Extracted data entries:
▬▬▬▬▬▬
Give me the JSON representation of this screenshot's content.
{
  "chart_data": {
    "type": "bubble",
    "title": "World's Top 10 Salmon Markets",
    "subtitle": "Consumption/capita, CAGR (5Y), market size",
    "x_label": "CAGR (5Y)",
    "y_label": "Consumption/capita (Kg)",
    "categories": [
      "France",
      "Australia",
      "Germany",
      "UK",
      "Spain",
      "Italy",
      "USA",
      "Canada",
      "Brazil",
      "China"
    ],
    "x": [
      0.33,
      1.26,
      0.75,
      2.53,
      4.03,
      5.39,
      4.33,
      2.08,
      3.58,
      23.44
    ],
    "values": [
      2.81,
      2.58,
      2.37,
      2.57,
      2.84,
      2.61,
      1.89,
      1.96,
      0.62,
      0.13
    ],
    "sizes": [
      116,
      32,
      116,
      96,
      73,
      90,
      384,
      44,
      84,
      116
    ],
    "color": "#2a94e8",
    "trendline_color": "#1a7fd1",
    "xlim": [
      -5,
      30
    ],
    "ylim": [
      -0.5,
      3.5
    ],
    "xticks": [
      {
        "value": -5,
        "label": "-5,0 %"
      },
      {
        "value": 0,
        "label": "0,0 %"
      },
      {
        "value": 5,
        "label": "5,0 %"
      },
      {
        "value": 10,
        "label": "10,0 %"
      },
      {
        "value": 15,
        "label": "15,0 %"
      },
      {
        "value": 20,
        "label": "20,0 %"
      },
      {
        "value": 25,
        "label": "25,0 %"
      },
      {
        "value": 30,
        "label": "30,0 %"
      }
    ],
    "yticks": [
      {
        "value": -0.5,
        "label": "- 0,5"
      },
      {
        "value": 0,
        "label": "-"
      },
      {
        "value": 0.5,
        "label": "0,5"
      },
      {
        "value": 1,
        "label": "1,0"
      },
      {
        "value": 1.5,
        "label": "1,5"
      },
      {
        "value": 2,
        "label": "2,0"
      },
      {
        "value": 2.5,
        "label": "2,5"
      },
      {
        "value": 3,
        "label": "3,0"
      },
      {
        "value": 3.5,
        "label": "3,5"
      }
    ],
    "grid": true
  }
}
▬▬▬▬▬▬
EXERCISE REQUIREMENTS:
Type out the whole listing above again, exactly as it stands.

CORRECT ANSWER:
Give me the JSON representation of this screenshot's content.
{
  "chart_data": {
    "type": "bubble",
    "title": "World's Top 10 Salmon Markets",
    "subtitle": "Consumption/capita, CAGR (5Y), market size",
    "x_label": "CAGR (5Y)",
    "y_label": "Consumption/capita (Kg)",
    "categories": [
      "France",
      "Australia",
      "Germany",
      "UK",
      "Spain",
      "Italy",
      "USA",
      "Canada",
      "Brazil",
      "China"
    ],
    "x": [
      0.33,
      1.26,
      0.75,
      2.53,
      4.03,
      5.39,
      4.33,
      2.08,
      3.58,
      23.44
    ],
    "values": [
      2.81,
      2.58,
      2.37,
      2.57,
      2.84,
      2.61,
      1.89,
      1.96,
      0.62,
      0.13
    ],
    "sizes": [
      116,
      32,
      116,
      96,
      73,
      90,
      384,
      44,
      84,
      116
    ],
    "color": "#2a94e8",
    "trendline_color": "#1a7fd1",
    "xlim": [
      -5,
      30
    ],
    "ylim": [
      -0.5,
      3.5
    ],
    "xticks": [
      {
        "value": -5,
        "label": "-5,0 %"
      },
      {
        "value": 0,
        "label": "0,0 %"
      },
      {
        "value": 5,
        "label": "5,0 %"
      },
      {
        "value": 10,
        "label": "10,0 %"
      },
      {
        "value": 15,
        "label": "15,0 %"
      },
      {
        "value": 20,
        "label": "20,0 %"
      },
      {
        "value": 25,
        "label": "25,0 %"
      },
      {
        "value": 30,
        "label": "30,0 %"
      }
    ],
    "yticks": [
      {
        "value": -0.5,
        "label": "- 0,5"
      },
      {
        "value": 0,
        "label": "-"
      },
      {
        "value": 0.5,
        "label": "0,5"
      },
      {
        "value": 1,
        "label": "1,0"
      },
      {
        "value": 1.5,
        "label": "1,5"
      },
      {
        "value": 2,
        "label": "2,0"
      },
      {
        "value": 2.5,
        "label": "2,5"
      },
      {
        "value": 3,
        "label": "3,0"
      },
      {
        "value": 3.5,
        "label": "3,5"
      }
    ],
    "grid": true
  }
}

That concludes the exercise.